• **Instructions for the task**: Take from the listing each line that has the string "depth".

▬▬▬▬▬▬▬▬▬▬

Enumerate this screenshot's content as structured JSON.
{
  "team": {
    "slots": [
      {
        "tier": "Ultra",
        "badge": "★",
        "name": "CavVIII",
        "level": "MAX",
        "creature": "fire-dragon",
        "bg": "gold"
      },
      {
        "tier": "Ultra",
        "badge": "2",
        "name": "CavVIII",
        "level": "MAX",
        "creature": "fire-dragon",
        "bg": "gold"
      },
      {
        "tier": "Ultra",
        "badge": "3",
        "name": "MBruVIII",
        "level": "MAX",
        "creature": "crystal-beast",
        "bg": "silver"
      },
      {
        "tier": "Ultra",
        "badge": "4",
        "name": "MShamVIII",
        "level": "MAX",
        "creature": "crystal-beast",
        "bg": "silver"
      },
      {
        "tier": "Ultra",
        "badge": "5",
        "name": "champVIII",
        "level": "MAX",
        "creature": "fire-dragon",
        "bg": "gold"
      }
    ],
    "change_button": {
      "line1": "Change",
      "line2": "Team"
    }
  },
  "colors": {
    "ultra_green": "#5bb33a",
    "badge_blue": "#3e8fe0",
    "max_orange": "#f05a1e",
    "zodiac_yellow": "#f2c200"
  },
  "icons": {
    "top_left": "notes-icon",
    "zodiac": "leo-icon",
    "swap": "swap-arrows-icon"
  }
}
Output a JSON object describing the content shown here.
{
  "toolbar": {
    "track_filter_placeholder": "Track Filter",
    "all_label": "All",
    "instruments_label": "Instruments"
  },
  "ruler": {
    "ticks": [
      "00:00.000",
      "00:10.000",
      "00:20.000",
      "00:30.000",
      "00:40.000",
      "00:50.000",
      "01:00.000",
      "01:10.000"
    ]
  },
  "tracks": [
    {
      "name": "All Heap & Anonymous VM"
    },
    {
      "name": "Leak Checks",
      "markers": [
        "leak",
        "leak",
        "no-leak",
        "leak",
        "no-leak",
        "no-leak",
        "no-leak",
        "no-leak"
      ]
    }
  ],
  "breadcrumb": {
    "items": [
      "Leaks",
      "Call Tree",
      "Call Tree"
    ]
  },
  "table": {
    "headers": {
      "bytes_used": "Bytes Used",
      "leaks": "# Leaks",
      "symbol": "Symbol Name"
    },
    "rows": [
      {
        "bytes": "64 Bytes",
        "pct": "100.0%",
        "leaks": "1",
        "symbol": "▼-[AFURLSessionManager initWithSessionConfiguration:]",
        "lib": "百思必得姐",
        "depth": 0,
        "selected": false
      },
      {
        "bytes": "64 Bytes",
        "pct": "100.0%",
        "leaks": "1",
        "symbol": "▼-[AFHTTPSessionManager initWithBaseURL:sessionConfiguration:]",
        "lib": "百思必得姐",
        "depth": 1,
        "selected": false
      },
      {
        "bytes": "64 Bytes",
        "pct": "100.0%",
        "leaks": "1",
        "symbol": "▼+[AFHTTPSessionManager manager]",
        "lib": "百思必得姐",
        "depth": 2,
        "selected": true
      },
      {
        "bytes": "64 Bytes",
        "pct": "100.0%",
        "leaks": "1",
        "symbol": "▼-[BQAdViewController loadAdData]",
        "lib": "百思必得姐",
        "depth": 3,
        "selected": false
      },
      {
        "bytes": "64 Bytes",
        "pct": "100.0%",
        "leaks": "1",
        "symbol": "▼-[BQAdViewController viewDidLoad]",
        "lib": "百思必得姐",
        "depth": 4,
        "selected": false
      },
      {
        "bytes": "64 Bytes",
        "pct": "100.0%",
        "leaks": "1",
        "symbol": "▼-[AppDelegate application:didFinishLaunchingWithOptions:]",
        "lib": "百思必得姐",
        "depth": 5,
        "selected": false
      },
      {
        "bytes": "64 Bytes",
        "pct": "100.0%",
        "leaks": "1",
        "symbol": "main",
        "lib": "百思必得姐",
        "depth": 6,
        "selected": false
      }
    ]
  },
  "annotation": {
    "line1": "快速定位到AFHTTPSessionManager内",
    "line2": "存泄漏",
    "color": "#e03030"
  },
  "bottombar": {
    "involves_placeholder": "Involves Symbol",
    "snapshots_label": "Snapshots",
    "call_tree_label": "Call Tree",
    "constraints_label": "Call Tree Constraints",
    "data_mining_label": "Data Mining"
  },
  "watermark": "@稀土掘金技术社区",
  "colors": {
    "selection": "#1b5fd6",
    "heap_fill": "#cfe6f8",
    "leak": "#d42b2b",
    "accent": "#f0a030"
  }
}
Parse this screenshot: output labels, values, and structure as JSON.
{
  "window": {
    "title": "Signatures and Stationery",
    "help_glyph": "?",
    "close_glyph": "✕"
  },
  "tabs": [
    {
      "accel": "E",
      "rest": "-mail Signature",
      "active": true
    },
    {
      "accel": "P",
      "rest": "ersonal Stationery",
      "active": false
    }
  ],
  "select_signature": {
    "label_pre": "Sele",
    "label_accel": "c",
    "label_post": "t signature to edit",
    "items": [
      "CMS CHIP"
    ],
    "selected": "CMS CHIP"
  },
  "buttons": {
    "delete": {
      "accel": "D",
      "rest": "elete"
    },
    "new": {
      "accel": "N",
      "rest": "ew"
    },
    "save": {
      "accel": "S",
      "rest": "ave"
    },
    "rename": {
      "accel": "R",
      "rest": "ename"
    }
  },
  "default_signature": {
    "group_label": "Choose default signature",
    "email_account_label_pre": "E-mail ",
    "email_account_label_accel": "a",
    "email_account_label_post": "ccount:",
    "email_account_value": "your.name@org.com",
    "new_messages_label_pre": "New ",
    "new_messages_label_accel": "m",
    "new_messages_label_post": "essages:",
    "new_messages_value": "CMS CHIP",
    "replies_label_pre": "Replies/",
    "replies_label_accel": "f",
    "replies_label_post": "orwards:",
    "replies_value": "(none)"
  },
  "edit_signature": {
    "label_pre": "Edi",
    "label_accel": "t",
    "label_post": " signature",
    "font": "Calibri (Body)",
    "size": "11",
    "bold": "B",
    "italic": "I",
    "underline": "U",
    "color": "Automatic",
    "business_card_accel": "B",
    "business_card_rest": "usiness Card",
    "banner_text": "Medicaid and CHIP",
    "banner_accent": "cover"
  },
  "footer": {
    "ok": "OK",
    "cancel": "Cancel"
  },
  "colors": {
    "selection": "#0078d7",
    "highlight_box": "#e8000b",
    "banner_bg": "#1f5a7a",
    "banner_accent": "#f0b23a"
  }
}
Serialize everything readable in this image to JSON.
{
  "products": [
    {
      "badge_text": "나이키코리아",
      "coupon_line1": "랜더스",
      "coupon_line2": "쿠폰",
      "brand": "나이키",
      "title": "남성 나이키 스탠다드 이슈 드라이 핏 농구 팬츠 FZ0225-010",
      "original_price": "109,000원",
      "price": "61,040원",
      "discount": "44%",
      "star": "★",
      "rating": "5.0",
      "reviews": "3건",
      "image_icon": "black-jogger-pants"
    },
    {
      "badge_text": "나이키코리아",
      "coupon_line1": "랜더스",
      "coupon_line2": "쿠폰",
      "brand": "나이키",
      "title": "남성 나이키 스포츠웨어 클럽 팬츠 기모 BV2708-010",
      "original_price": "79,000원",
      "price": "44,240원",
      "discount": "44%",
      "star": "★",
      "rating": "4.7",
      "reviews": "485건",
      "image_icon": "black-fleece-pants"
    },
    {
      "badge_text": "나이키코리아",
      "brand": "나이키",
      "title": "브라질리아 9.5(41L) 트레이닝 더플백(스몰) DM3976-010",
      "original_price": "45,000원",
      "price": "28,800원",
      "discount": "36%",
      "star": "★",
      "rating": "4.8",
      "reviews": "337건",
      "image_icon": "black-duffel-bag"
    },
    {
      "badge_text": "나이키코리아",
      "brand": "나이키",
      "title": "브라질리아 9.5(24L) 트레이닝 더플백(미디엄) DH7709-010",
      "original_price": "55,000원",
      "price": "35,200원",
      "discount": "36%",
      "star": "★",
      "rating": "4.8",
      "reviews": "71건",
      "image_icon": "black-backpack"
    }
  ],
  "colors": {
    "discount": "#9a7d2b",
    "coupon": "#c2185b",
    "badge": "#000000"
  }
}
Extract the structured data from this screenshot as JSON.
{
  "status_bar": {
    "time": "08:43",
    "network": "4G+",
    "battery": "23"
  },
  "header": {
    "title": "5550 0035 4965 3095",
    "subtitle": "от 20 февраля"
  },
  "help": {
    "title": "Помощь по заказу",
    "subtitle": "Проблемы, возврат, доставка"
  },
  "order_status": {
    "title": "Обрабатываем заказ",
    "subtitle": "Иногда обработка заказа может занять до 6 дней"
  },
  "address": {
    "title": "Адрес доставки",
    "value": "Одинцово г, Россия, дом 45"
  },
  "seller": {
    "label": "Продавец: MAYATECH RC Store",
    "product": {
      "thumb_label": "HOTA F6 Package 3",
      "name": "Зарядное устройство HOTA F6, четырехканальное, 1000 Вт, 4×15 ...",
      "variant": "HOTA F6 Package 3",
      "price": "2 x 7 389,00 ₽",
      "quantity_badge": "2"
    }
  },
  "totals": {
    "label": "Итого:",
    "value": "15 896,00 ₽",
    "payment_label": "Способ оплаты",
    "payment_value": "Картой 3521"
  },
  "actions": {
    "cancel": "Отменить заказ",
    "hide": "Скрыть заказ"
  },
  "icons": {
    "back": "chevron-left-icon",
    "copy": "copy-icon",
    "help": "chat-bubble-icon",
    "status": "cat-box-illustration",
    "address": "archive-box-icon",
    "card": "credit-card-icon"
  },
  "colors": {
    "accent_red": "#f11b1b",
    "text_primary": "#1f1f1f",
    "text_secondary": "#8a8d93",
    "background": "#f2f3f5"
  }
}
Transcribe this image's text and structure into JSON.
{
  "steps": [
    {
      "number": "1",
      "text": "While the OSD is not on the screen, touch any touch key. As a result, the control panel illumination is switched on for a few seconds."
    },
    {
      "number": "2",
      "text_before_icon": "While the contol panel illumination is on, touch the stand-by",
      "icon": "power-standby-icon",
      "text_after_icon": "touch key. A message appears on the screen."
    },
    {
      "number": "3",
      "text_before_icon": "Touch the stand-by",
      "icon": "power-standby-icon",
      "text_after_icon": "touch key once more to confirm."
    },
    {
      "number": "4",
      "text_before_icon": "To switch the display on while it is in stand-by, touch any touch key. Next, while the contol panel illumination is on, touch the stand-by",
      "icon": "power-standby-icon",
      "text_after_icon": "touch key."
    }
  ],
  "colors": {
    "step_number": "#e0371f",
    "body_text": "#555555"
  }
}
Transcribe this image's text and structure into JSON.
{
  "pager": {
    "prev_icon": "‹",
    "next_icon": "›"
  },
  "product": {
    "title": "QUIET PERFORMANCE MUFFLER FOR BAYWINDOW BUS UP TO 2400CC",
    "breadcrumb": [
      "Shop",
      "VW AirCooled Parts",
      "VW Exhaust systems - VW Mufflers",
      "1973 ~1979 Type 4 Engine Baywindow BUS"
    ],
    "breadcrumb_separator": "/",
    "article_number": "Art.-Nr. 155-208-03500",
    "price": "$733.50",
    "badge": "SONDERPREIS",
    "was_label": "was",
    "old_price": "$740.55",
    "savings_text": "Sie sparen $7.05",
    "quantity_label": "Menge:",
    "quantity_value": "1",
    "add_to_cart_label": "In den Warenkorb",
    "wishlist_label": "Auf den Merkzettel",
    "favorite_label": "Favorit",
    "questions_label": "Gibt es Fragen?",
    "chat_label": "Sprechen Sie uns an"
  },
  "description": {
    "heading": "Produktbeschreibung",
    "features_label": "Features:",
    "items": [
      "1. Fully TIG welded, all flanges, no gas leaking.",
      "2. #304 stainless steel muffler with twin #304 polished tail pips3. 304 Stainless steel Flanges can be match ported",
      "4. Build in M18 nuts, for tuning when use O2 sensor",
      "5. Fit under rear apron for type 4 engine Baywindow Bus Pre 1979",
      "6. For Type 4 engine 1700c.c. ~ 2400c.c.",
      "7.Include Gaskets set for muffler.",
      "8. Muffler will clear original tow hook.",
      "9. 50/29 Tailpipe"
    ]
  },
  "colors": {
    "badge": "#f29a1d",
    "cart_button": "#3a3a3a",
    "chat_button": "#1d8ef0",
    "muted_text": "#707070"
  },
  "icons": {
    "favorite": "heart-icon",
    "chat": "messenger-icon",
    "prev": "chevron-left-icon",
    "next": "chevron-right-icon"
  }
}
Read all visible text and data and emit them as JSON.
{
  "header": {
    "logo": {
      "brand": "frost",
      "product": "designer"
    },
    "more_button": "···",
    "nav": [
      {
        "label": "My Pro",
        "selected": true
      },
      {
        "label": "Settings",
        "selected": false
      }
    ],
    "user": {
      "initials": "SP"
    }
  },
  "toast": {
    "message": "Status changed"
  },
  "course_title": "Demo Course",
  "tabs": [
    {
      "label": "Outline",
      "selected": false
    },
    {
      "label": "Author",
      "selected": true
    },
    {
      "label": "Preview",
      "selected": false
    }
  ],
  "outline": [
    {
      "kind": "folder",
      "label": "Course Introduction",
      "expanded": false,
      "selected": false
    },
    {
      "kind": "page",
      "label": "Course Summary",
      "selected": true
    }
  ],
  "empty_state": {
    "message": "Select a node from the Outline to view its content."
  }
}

▬▬▬▬▬▬▬▬▬▬

• **Expected output**:
        "depth": 0,
        "depth": 1,
        "depth": 2,
        "depth": 3,
        "depth": 4,
        "depth": 5,
        "depth": 6,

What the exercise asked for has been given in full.